Work to complete: Exactly reproduce each record listed below.

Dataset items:
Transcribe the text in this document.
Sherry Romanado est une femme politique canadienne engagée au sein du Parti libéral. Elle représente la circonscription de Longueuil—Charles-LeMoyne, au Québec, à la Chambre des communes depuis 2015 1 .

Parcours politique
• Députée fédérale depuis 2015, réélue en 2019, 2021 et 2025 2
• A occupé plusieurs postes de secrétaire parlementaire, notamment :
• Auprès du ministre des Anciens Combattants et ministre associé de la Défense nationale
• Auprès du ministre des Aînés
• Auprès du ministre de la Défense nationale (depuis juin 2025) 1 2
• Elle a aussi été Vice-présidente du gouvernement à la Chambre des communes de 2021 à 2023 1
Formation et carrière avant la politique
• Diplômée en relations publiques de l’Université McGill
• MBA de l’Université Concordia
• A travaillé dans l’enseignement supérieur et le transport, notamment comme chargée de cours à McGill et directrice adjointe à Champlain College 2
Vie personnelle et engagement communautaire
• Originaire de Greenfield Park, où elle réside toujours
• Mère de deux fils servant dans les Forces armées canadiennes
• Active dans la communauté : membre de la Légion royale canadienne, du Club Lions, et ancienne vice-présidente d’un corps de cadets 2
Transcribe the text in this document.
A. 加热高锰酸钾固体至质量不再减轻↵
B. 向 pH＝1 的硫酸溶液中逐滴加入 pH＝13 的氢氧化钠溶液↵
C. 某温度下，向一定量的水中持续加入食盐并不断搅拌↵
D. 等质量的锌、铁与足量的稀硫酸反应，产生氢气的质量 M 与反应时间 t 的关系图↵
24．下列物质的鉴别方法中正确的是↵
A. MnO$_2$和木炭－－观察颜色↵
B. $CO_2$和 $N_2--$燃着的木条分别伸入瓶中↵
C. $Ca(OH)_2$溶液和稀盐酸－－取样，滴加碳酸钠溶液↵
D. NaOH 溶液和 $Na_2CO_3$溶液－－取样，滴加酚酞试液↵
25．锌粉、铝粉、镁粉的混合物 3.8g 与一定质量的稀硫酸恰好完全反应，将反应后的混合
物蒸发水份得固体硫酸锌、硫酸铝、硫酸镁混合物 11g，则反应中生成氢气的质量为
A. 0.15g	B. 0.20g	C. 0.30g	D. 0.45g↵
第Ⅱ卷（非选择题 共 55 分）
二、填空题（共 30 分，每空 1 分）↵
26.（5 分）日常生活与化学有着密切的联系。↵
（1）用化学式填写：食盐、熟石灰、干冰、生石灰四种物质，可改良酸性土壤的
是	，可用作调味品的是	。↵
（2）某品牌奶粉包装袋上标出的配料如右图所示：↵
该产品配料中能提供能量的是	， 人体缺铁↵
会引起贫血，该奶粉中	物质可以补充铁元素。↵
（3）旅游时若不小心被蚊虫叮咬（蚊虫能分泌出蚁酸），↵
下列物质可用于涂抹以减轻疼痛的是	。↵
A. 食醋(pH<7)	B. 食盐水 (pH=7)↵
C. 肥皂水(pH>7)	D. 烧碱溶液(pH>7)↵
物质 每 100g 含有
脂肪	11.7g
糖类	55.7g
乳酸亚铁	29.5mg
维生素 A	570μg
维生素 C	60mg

Answer to the exercise:
Transcribe the text in this document.
Sherry Romanado est une femme politique canadienne engagée au sein du Parti libéral. Elle représente la circonscription de Longueuil—Charles-LeMoyne, au Québec, à la Chambre des communes depuis 2015 1 .

Parcours politique
• Députée fédérale depuis 2015, réélue en 2019, 2021 et 2025 2
• A occupé plusieurs postes de secrétaire parlementaire, notamment :
• Auprès du ministre des Anciens Combattants et ministre associé de la Défense nationale
• Auprès du ministre des Aînés
• Auprès du ministre de la Défense nationale (depuis juin 2025) 1 2
• Elle a aussi été Vice-présidente du gouvernement à la Chambre des communes de 2021 à 2023 1
Formation et carrière avant la politique
• Diplômée en relations publiques de l’Université McGill
• MBA de l’Université Concordia
• A travaillé dans l’enseignement supérieur et le transport, notamment comme chargée de cours à McGill et directrice adjointe à Champlain College 2
Vie personnelle et engagement communautaire
• Originaire de Greenfield Park, où elle réside toujours
• Mère de deux fils servant dans les Forces armées canadiennes
• Active dans la communauté : membre de la Légion royale canadienne, du Club Lions, et ancienne vice-présidente d’un corps de cadets 2
Transcribe the text in this document.
A. 加热高锰酸钾固体至质量不再减轻↵
B. 向 pH＝1 的硫酸溶液中逐滴加入 pH＝13 的氢氧化钠溶液↵
C. 某温度下，向一定量的水中持续加入食盐并不断搅拌↵
D. 等质量的锌、铁与足量的稀硫酸反应，产生氢气的质量 M 与反应时间 t 的关系图↵
24．下列物质的鉴别方法中正确的是↵
A. MnO$_2$和木炭－－观察颜色↵
B. $CO_2$和 $N_2--$燃着的木条分别伸入瓶中↵
C. $Ca(OH)_2$溶液和稀盐酸－－取样，滴加碳酸钠溶液↵
D. NaOH 溶液和 $Na_2CO_3$溶液－－取样，滴加酚酞试液↵
25．锌粉、铝粉、镁粉的混合物 3.8g 与一定质量的稀硫酸恰好完全反应，将反应后的混合
物蒸发水份得固体硫酸锌、硫酸铝、硫酸镁混合物 11g，则反应中生成氢气的质量为
A. 0.15g	B. 0.20g	C. 0.30g	D. 0.45g↵
第Ⅱ卷（非选择题 共 55 分）
二、填空题（共 30 分，每空 1 分）↵
26.（5 分）日常生活与化学有着密切的联系。↵
（1）用化学式填写：食盐、熟石灰、干冰、生石灰四种物质，可改良酸性土壤的
是	，可用作调味品的是	。↵
（2）某品牌奶粉包装袋上标出的配料如右图所示：↵
该产品配料中能提供能量的是	， 人体缺铁↵
会引起贫血，该奶粉中	物质可以补充铁元素。↵
（3）旅游时若不小心被蚊虫叮咬（蚊虫能分泌出蚁酸），↵
下列物质可用于涂抹以减轻疼痛的是	。↵
A. 食醋(pH<7)	B. 食盐水 (pH=7)↵
C. 肥皂水(pH>7)	D. 烧碱溶液(pH>7)↵
物质 每 100g 含有
脂肪	11.7g
糖类	55.7g
乳酸亚铁	29.5mg
维生素 A	570μg
维生素 C	60mg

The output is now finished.